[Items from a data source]
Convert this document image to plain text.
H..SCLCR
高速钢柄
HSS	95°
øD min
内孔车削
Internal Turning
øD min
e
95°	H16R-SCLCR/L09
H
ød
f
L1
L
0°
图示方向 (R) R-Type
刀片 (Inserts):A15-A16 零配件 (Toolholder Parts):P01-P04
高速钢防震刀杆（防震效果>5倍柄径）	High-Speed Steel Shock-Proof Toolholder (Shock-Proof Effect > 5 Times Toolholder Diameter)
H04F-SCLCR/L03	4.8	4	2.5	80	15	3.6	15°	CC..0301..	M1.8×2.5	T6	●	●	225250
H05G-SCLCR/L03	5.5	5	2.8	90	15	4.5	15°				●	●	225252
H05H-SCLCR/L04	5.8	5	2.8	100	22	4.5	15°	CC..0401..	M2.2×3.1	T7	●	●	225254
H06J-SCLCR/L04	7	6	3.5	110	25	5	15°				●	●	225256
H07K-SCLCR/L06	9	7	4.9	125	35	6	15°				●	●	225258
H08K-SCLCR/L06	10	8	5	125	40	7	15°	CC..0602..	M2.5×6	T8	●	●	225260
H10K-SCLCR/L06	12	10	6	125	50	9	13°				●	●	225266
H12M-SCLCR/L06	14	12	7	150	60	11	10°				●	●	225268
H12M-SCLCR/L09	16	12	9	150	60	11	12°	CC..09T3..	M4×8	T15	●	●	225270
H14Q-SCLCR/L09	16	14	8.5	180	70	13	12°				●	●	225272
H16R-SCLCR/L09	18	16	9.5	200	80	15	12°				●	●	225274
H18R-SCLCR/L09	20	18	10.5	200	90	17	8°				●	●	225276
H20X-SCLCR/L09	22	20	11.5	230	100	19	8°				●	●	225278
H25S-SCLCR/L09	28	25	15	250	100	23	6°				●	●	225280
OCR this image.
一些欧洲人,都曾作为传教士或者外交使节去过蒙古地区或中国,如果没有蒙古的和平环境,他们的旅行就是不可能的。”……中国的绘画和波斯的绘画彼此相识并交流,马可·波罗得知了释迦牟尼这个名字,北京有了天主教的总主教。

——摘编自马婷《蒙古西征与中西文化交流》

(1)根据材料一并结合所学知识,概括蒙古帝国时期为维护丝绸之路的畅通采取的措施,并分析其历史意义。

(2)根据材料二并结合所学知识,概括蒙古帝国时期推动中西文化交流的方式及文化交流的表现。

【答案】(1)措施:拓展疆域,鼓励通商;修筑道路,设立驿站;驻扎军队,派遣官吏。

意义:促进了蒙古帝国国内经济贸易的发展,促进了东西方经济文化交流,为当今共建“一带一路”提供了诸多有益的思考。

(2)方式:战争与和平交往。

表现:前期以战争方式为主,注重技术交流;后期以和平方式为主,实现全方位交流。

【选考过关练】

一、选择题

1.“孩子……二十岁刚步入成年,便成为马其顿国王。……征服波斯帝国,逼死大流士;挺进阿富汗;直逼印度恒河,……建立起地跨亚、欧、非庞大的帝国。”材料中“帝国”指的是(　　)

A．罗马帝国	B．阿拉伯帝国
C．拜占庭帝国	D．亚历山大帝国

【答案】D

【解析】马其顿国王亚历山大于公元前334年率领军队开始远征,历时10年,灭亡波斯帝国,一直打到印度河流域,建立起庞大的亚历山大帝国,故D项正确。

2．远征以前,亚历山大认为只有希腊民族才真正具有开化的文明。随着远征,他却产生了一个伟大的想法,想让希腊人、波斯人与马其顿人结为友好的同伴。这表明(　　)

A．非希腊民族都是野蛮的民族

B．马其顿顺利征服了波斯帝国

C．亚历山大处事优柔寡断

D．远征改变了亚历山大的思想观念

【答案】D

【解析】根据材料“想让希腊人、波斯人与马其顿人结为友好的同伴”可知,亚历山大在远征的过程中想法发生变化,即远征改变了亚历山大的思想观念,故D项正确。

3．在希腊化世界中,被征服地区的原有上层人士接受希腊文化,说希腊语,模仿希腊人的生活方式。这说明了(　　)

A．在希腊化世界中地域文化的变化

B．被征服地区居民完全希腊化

...

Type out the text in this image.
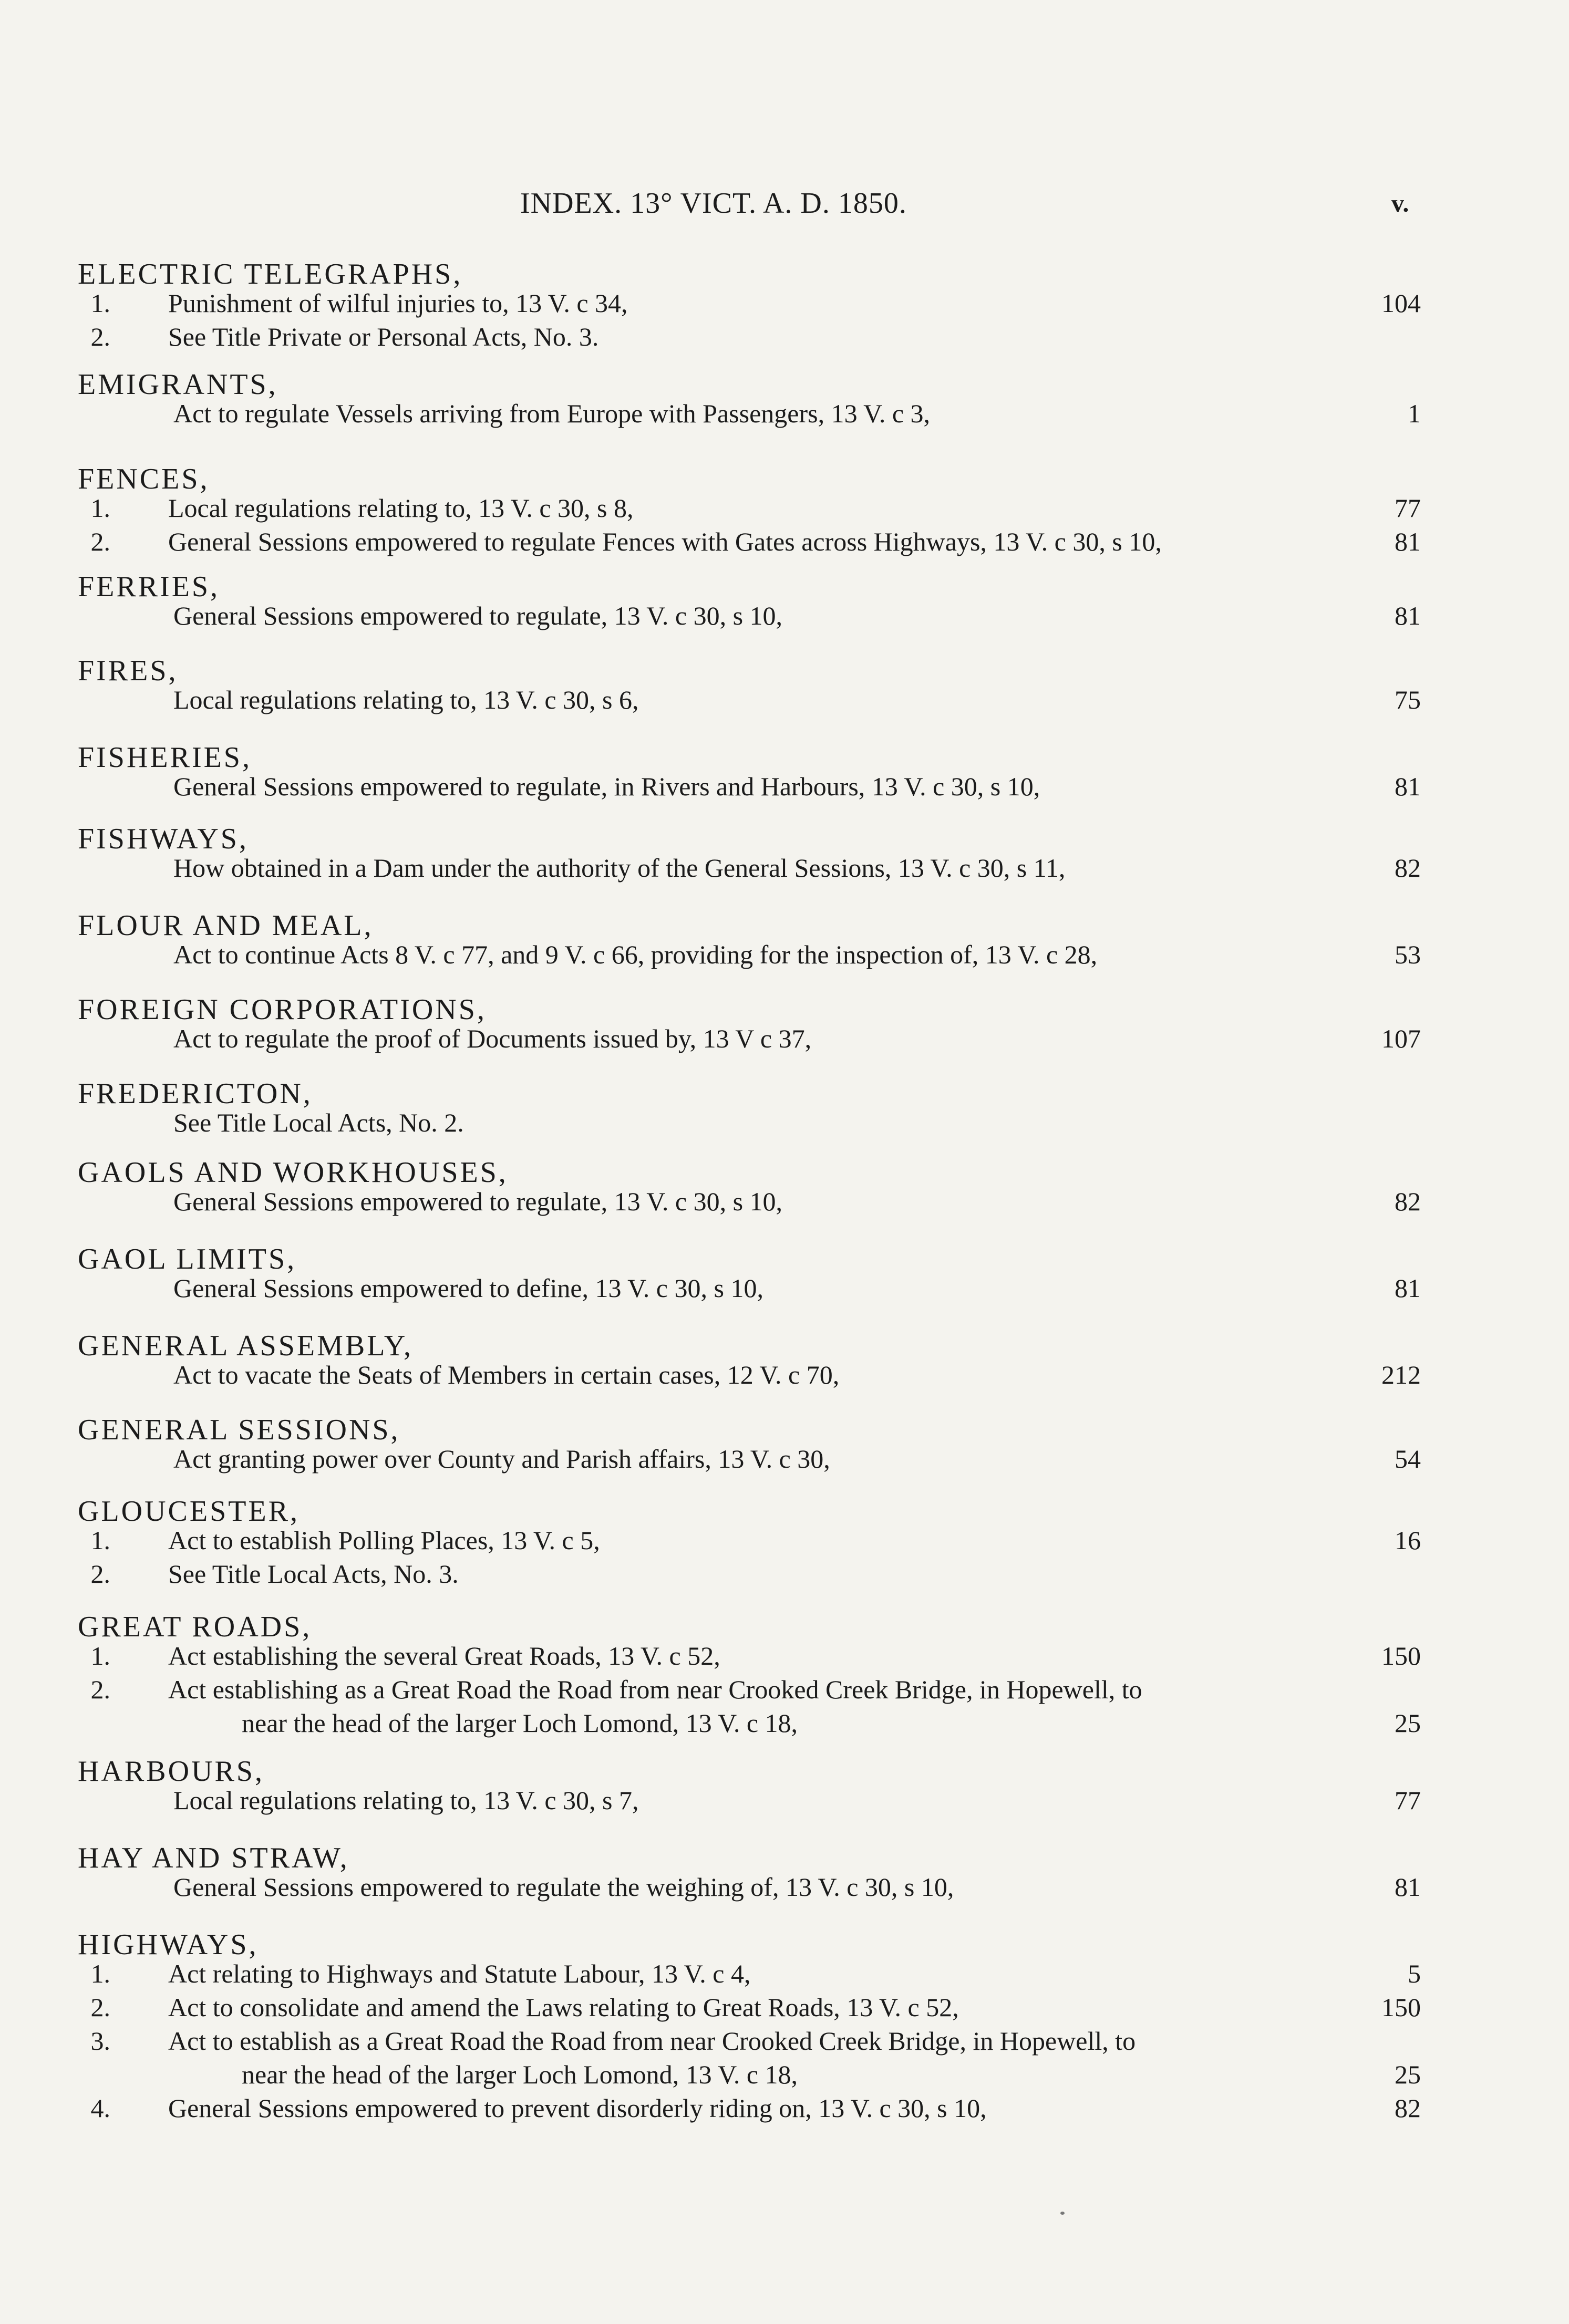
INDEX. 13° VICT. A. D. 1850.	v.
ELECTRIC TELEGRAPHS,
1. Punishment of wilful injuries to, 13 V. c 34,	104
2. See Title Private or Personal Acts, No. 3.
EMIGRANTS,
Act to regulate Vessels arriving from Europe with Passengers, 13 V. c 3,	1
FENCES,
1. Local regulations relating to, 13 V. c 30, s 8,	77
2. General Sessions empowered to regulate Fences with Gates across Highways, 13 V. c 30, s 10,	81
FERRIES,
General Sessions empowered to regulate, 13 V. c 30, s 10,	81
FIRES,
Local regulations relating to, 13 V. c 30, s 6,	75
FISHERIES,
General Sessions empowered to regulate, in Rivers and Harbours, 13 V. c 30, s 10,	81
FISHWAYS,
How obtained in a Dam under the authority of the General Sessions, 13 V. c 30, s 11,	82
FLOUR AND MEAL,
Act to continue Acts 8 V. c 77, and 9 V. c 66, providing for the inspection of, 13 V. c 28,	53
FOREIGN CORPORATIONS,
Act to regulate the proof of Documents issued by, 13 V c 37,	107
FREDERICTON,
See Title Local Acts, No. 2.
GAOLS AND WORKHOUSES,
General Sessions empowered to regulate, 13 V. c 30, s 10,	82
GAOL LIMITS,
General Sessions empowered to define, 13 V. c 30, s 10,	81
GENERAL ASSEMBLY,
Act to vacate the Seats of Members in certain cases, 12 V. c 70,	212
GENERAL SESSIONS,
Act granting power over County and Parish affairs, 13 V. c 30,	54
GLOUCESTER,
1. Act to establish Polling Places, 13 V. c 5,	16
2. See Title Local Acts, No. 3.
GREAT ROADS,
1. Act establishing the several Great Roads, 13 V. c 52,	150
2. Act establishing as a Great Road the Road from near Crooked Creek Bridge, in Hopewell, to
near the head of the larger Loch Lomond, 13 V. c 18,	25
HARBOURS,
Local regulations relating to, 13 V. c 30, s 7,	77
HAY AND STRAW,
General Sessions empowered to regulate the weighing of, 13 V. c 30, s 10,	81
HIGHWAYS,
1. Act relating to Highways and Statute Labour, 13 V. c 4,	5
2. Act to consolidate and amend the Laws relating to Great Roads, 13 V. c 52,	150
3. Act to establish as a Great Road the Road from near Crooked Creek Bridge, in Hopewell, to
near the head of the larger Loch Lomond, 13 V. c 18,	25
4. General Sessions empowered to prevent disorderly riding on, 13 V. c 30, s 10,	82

▸ Set problem
List each line of the records that holds the string "Toolholder".

▸ Problem solution
刀片 (Inserts):A15-A16 零配件 (Toolholder Parts):P01-P04
高速钢防震刀杆（防震效果>5倍柄径）	High-Speed Steel Shock-Proof Toolholder (Shock-Proof Effect > 5 Times Toolholder Diameter)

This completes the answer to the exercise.